** START TASK INPUT **
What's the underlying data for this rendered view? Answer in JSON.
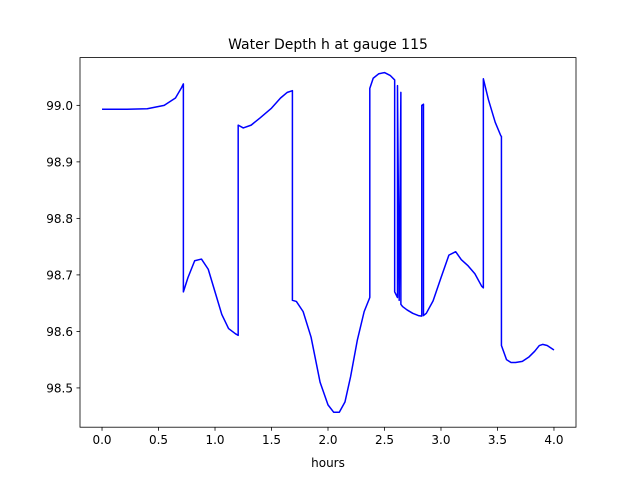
{
  "chart_data": {
    "type": "line",
    "title": "Water Depth h at gauge 115",
    "xlabel": "hours",
    "ylabel": "",
    "xlim": [
      -0.195,
      4.195
    ],
    "ylim": [
      98.4305,
      99.0845
    ],
    "xticks": [
      0.0,
      0.5,
      1.0,
      1.5,
      2.0,
      2.5,
      3.0,
      3.5,
      4.0
    ],
    "xtick_labels": [
      "0.0",
      "0.5",
      "1.0",
      "1.5",
      "2.0",
      "2.5",
      "3.0",
      "3.5",
      "4.0"
    ],
    "yticks": [
      98.5,
      98.6,
      98.7,
      98.8,
      98.9,
      99.0
    ],
    "ytick_labels": [
      "98.5",
      "98.6",
      "98.7",
      "98.8",
      "98.9",
      "99.0"
    ],
    "grid": false,
    "legend": "none",
    "series": [
      {
        "color": "#0000ff",
        "x": [
          0.0,
          0.2,
          0.4,
          0.55,
          0.65,
          0.7,
          0.72,
          0.72,
          0.76,
          0.82,
          0.88,
          0.94,
          1.0,
          1.06,
          1.12,
          1.18,
          1.205,
          1.205,
          1.25,
          1.32,
          1.4,
          1.5,
          1.58,
          1.64,
          1.685,
          1.685,
          1.72,
          1.78,
          1.85,
          1.93,
          2.0,
          2.05,
          2.1,
          2.15,
          2.2,
          2.26,
          2.32,
          2.37,
          2.37,
          2.4,
          2.45,
          2.5,
          2.55,
          2.59,
          2.59,
          2.615,
          2.615,
          2.63,
          2.645,
          2.645,
          2.66,
          2.7,
          2.75,
          2.8,
          2.83,
          2.83,
          2.845,
          2.845,
          2.87,
          2.93,
          3.0,
          3.07,
          3.13,
          3.18,
          3.24,
          3.3,
          3.36,
          3.375,
          3.375,
          3.42,
          3.48,
          3.53,
          3.535,
          3.535,
          3.58,
          3.62,
          3.66,
          3.72,
          3.78,
          3.83,
          3.87,
          3.9,
          3.94,
          3.97,
          4.0
        ],
        "y": [
          98.993,
          98.993,
          98.994,
          99.0,
          99.013,
          99.03,
          99.038,
          98.67,
          98.695,
          98.725,
          98.728,
          98.71,
          98.67,
          98.63,
          98.605,
          98.596,
          98.593,
          98.965,
          98.96,
          98.965,
          98.978,
          98.995,
          99.013,
          99.023,
          99.026,
          98.655,
          98.653,
          98.635,
          98.59,
          98.51,
          98.47,
          98.457,
          98.457,
          98.475,
          98.52,
          98.585,
          98.635,
          98.66,
          99.03,
          99.048,
          99.056,
          99.058,
          99.053,
          99.045,
          98.67,
          98.66,
          99.035,
          98.655,
          99.023,
          98.648,
          98.644,
          98.638,
          98.632,
          98.628,
          98.627,
          99.0,
          99.002,
          98.628,
          98.632,
          98.654,
          98.695,
          98.735,
          98.741,
          98.727,
          98.716,
          98.702,
          98.68,
          98.677,
          99.047,
          99.01,
          98.97,
          98.946,
          98.945,
          98.575,
          98.55,
          98.545,
          98.545,
          98.547,
          98.555,
          98.565,
          98.575,
          98.577,
          98.575,
          98.571,
          98.567
        ]
      }
    ]
  }
}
** END TASK INPUT **
WHAT TO DO ▸ Pictures stay out; reproduce every line of the records exactly.

ANSWER FOR THIS EXERCISE ▸
What's the underlying data for this rendered view? Answer in JSON.
{
  "chart_data": {
    "type": "line",
    "title": "Water Depth h at gauge 115",
    "xlabel": "hours",
    "ylabel": "",
    "xlim": [
      -0.195,
      4.195
    ],
    "ylim": [
      98.4305,
      99.0845
    ],
    "xticks": [
      0.0,
      0.5,
      1.0,
      1.5,
      2.0,
      2.5,
      3.0,
      3.5,
      4.0
    ],
    "xtick_labels": [
      "0.0",
      "0.5",
      "1.0",
      "1.5",
      "2.0",
      "2.5",
      "3.0",
      "3.5",
      "4.0"
    ],
    "yticks": [
      98.5,
      98.6,
      98.7,
      98.8,
      98.9,
      99.0
    ],
    "ytick_labels": [
      "98.5",
      "98.6",
      "98.7",
      "98.8",
      "98.9",
      "99.0"
    ],
    "grid": false,
    "legend": "none",
    "series": [
      {
        "color": "#0000ff",
        "x": [
          0.0,
          0.2,
          0.4,
          0.55,
          0.65,
          0.7,
          0.72,
          0.72,
          0.76,
          0.82,
          0.88,
          0.94,
          1.0,
          1.06,
          1.12,
          1.18,
          1.205,
          1.205,
          1.25,
          1.32,
          1.4,
          1.5,
          1.58,
          1.64,
          1.685,
          1.685,
          1.72,
          1.78,
          1.85,
          1.93,
          2.0,
          2.05,
          2.1,
          2.15,
          2.2,
          2.26,
          2.32,
          2.37,
          2.37,
          2.4,
          2.45,
          2.5,
          2.55,
          2.59,
          2.59,
          2.615,
          2.615,
          2.63,
          2.645,
          2.645,
          2.66,
          2.7,
          2.75,
          2.8,
          2.83,
          2.83,
          2.845,
          2.845,
          2.87,
          2.93,
          3.0,
          3.07,
          3.13,
          3.18,
          3.24,
          3.3,
          3.36,
          3.375,
          3.375,
          3.42,
          3.48,
          3.53,
          3.535,
          3.535,
          3.58,
          3.62,
          3.66,
          3.72,
          3.78,
          3.83,
          3.87,
          3.9,
          3.94,
          3.97,
          4.0
        ],
        "y": [
          98.993,
          98.993,
          98.994,
          99.0,
          99.013,
          99.03,
          99.038,
          98.67,
          98.695,
          98.725,
          98.728,
          98.71,
          98.67,
          98.63,
          98.605,
          98.596,
          98.593,
          98.965,
          98.96,
          98.965,
          98.978,
          98.995,
          99.013,
          99.023,
          99.026,
          98.655,
          98.653,
          98.635,
          98.59,
          98.51,
          98.47,
          98.457,
          98.457,
          98.475,
          98.52,
          98.585,
          98.635,
          98.66,
          99.03,
          99.048,
          99.056,
          99.058,
          99.053,
          99.045,
          98.67,
          98.66,
          99.035,
          98.655,
          99.023,
          98.648,
          98.644,
          98.638,
          98.632,
          98.628,
          98.627,
          99.0,
          99.002,
          98.628,
          98.632,
          98.654,
          98.695,
          98.735,
          98.741,
          98.727,
          98.716,
          98.702,
          98.68,
          98.677,
          99.047,
          99.01,
          98.97,
          98.946,
          98.945,
          98.575,
          98.55,
          98.545,
          98.545,
          98.547,
          98.555,
          98.565,
          98.575,
          98.577,
          98.575,
          98.571,
          98.567
        ]
      }
    ]
  }
}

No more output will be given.